**Data extract:**
"""

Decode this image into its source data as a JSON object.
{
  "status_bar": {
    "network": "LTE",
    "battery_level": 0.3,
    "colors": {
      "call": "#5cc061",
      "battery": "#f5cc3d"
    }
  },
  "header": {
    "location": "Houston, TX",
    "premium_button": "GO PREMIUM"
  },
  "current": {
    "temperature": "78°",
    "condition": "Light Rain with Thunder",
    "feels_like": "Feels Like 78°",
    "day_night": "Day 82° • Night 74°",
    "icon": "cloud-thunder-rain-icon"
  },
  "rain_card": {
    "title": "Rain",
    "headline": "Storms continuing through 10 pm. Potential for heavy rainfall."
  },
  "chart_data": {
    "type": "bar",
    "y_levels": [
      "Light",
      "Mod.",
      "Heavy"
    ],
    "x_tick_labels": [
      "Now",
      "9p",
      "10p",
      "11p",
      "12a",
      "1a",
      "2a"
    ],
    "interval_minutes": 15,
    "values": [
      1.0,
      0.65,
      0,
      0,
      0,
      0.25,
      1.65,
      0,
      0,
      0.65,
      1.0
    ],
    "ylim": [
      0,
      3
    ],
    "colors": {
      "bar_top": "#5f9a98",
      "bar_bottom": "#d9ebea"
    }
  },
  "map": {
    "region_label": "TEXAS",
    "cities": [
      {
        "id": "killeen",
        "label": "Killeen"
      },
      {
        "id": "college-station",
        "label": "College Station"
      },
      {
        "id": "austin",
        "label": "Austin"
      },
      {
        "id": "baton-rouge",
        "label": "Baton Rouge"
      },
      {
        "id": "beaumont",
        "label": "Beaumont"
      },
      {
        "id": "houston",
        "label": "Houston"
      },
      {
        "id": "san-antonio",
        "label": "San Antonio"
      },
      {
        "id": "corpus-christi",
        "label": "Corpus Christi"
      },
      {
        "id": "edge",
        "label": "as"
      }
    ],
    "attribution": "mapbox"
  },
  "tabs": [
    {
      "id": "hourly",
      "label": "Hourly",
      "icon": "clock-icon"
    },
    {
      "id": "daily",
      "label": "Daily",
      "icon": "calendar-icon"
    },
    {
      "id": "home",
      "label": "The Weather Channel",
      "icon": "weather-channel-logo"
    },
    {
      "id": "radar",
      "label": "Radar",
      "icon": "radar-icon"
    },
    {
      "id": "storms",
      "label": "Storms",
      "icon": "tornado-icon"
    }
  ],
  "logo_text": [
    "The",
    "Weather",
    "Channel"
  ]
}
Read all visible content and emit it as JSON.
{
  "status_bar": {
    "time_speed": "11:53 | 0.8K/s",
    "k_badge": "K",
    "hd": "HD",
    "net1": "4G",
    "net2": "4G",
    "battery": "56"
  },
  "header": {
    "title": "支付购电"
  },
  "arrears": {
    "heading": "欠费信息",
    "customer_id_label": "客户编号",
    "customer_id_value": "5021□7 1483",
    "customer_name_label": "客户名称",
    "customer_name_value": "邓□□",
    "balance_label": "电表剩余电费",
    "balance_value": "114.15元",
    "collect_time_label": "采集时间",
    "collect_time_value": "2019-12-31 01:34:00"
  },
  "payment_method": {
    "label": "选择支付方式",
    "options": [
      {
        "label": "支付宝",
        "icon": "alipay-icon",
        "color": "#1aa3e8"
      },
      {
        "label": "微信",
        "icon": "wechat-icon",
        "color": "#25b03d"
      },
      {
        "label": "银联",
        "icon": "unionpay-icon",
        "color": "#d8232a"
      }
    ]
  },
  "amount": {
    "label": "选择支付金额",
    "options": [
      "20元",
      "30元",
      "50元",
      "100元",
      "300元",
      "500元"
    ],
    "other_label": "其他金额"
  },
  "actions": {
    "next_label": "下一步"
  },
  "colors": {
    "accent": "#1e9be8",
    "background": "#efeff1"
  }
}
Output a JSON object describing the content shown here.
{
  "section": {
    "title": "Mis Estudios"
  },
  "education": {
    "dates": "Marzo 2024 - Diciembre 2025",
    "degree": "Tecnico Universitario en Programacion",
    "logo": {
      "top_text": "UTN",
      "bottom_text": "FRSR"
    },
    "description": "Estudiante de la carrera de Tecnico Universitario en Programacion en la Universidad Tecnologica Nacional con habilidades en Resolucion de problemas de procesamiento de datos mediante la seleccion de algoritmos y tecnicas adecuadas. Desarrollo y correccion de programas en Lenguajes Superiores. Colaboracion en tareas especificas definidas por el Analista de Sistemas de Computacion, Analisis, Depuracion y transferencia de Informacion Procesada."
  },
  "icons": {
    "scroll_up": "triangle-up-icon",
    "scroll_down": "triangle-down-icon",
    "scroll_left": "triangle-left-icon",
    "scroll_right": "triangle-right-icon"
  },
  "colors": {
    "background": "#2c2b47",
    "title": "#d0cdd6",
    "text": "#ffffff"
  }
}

"""

**Directions for this task:**
For each line in the data above that contains the string "JSON", extract the line.

**Exercise result:**
Decode this image into its source data as a JSON object.
Read all visible content and emit it as JSON.
Output a JSON object describing the content shown here.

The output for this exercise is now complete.